Continue the passage on the former City of Shepparton in Victoria from its last sentence.

======== Text shown ========

The City of Shepparton was a local government area in the Goulburn Valley region, about 180 km north of Melbourne, the state capital of Victoria, Australia. The city covered an area of 26.71 km2, and existed from 1927 until 1994. It excluded areas such as Mooroopna and Kialla, which are now considered to be suburbs.

==History==

On 31 May 1927, the Shepparton Riding of the Shire of Shepparton was severed, and became a borough. On 16 March 1949, it achieved city status and was proclaimed by the Governor of Victoria on 2 February 1950. The city annexed land in neighbouring districts on 26 May 1948 and 1 October 1961.

On 18 November 1994, the City of Shepparton was abolished, and along with the Shires of Rodney and Shepparton, and some neighbouring districts, was merged into the newly created City of Greater Shepparton.

======== Data listing ========

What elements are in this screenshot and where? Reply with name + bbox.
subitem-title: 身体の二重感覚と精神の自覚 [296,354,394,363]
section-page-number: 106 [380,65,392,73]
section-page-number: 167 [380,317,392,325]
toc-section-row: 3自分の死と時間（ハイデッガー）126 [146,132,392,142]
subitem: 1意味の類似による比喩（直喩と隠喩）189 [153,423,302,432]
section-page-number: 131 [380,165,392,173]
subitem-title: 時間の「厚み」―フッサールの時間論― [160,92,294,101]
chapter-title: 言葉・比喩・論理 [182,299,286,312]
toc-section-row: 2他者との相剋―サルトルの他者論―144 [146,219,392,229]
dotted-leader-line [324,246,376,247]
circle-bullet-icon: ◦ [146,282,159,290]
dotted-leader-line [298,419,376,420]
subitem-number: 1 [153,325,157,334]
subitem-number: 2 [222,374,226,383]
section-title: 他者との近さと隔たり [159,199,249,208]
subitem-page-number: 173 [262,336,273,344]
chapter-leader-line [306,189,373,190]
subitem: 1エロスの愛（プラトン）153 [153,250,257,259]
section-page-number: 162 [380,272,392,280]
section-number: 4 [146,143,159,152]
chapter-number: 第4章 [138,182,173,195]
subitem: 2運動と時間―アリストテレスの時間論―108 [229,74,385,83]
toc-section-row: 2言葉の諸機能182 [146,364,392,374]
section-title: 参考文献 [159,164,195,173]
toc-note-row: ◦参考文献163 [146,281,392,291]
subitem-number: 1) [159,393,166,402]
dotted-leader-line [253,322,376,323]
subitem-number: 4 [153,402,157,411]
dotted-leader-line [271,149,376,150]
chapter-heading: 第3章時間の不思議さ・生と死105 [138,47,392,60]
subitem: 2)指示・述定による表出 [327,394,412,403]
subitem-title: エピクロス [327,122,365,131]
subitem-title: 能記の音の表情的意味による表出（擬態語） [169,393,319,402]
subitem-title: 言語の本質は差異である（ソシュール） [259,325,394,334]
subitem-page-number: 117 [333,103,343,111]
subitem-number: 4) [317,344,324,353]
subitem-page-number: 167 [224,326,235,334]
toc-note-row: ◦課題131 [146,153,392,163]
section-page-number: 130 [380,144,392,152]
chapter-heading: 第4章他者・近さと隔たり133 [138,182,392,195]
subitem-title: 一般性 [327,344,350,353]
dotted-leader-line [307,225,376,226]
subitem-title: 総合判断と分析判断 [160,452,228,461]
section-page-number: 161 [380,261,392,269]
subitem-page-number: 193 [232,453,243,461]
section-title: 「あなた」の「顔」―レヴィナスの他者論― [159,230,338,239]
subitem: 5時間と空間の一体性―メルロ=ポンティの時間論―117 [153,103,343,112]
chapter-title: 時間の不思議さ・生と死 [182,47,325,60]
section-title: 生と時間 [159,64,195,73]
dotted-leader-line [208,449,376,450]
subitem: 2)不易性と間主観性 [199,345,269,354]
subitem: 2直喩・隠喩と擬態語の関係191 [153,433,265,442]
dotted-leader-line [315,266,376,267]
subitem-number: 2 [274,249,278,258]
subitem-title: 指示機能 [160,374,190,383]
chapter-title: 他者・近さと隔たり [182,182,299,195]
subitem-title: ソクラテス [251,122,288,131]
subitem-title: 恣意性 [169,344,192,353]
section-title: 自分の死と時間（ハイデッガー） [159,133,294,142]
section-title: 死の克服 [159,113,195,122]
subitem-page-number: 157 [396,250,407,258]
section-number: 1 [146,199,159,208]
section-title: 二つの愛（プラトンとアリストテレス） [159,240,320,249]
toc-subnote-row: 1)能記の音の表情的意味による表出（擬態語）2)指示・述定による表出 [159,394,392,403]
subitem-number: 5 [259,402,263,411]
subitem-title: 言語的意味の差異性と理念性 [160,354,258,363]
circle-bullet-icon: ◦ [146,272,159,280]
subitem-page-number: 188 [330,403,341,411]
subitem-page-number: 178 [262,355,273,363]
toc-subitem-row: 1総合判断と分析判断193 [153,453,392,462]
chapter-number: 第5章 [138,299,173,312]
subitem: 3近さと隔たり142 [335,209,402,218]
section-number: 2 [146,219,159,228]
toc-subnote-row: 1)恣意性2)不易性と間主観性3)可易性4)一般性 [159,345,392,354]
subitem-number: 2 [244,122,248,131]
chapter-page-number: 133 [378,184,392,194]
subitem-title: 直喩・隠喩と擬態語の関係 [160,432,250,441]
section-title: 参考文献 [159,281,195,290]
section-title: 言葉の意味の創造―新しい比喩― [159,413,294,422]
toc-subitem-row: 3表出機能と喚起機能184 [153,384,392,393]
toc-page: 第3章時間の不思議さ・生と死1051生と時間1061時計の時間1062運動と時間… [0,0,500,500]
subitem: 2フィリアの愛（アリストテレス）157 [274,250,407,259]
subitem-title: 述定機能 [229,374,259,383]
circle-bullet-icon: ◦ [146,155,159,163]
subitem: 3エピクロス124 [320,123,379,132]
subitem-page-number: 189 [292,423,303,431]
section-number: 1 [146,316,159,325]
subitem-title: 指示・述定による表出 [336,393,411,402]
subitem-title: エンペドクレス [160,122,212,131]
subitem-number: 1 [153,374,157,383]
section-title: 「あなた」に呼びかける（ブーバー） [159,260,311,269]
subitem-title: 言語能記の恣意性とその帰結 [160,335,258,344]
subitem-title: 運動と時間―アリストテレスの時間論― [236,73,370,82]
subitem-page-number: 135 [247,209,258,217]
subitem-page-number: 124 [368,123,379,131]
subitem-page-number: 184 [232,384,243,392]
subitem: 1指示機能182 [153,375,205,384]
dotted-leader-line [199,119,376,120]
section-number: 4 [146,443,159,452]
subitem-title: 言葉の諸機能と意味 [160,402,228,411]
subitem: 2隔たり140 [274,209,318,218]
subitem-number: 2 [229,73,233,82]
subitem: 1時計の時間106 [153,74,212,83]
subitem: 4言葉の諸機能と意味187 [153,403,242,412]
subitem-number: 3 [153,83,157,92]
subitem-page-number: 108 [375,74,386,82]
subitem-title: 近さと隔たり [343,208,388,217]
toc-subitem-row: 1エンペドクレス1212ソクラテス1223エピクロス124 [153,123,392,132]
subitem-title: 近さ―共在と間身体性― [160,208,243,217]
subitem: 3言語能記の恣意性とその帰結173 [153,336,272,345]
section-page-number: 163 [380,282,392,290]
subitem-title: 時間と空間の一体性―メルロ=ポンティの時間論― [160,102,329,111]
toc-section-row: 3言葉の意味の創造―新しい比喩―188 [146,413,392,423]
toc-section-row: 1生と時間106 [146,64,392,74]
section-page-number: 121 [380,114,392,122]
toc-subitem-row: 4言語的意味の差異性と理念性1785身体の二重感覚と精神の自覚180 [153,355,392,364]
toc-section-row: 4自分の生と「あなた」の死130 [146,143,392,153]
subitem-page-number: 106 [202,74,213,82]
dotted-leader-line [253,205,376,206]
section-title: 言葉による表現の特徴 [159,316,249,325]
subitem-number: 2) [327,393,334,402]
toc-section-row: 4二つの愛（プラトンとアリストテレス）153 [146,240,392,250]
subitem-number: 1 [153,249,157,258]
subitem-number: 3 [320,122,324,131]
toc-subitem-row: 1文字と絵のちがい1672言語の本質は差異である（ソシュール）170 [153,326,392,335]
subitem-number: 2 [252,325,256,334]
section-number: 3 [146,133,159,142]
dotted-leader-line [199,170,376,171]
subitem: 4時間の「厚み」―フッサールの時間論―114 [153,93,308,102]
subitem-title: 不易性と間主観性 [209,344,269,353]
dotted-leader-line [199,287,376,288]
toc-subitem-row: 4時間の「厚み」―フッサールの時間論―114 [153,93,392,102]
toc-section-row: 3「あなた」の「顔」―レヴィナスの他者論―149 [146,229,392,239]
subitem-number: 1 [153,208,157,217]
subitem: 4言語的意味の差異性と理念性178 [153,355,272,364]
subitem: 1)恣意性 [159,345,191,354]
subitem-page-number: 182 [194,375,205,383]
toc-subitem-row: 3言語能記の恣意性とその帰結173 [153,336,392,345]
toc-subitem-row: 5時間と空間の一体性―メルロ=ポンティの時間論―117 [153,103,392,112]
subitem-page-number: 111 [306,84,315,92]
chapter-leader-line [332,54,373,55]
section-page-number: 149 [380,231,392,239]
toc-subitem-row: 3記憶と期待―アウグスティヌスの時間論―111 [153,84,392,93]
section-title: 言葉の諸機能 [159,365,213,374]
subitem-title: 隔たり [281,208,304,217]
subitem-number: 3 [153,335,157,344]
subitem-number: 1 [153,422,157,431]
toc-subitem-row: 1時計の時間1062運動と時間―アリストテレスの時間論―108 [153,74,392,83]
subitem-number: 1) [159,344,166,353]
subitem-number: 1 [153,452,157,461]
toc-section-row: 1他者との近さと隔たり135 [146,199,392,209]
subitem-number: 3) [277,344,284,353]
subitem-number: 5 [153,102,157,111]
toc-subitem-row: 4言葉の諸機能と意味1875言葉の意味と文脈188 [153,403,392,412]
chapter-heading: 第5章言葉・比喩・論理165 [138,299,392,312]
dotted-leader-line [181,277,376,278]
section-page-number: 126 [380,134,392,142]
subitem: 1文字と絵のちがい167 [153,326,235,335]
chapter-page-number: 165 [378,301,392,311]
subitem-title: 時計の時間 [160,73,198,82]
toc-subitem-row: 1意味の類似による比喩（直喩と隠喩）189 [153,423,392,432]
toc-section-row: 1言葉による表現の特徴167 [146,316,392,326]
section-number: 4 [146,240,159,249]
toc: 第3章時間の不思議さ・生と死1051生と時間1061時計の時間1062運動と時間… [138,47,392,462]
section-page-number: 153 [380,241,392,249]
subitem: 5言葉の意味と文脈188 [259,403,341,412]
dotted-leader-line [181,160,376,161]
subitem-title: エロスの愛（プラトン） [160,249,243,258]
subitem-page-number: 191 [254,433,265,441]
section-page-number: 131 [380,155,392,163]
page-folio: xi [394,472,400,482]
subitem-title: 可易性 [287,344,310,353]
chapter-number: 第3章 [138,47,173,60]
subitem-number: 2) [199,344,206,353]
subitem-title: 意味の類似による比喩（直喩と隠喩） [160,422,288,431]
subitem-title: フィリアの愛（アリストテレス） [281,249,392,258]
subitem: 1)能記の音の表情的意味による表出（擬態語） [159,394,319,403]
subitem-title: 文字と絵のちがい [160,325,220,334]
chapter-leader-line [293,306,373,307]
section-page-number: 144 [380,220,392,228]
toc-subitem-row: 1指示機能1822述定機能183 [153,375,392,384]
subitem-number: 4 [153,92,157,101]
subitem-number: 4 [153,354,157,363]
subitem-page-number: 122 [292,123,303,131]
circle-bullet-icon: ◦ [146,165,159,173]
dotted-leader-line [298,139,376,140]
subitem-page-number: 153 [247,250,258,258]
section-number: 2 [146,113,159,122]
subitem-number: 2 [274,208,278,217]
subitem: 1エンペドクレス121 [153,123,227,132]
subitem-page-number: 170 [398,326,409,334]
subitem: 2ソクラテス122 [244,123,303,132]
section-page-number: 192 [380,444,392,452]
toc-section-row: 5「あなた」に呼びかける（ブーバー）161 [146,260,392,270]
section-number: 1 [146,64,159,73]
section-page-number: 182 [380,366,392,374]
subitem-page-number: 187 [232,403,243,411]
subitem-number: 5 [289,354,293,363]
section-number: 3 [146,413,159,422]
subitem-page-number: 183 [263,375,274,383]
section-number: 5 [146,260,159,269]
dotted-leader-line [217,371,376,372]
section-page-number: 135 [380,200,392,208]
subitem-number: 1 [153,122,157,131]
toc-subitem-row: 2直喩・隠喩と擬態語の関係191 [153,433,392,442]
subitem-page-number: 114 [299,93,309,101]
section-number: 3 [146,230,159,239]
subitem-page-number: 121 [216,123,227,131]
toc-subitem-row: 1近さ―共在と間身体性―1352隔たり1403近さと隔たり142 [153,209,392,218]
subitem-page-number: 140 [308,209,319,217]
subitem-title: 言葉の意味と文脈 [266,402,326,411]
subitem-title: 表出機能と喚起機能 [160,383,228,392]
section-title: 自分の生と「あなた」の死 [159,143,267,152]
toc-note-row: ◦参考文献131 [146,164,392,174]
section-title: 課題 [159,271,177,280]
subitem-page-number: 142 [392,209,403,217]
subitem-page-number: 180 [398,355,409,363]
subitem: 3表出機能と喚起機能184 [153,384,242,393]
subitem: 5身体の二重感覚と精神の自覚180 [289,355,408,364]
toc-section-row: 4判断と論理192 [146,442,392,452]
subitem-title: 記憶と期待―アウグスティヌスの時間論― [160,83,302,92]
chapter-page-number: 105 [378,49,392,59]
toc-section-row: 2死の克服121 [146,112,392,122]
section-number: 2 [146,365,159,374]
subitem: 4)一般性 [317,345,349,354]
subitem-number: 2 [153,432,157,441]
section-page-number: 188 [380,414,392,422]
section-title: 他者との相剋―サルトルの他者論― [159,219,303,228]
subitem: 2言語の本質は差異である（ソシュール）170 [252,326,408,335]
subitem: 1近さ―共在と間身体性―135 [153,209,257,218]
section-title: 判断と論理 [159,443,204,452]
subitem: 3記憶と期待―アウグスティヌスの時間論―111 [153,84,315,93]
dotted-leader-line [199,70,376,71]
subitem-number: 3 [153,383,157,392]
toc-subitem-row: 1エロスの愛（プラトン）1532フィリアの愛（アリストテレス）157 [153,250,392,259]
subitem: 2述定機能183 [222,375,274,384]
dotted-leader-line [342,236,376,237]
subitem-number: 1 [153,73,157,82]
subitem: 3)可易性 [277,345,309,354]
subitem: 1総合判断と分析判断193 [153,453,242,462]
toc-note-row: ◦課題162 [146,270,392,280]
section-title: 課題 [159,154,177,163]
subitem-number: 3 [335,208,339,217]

========

§ **Result of the task**
==Wards==

The City of Shepparton was divided into three wards on 31 May 1988, each of which elected three councillors:
- Central Ward
- Deakin Ward
- Wilmot Ward

==Towns and localities==
- Grahamvale
- Shepparton*
- Shepparton North

- Council seat.

==Population==

| Year | Population |
|---|---|
| 1954 | 10,848 |
| 1958 | 12,470* |
| 1961 | 13,880 |
| 1966 | 17,504 |
| 1971 | 19,410 |
| 1976 | 21,239 |
| 1981 | 23,579 |
| 1986 | 24,744 |
| 1991 | 25,251 |

- Estimate in the 1958 Victorian Year Book.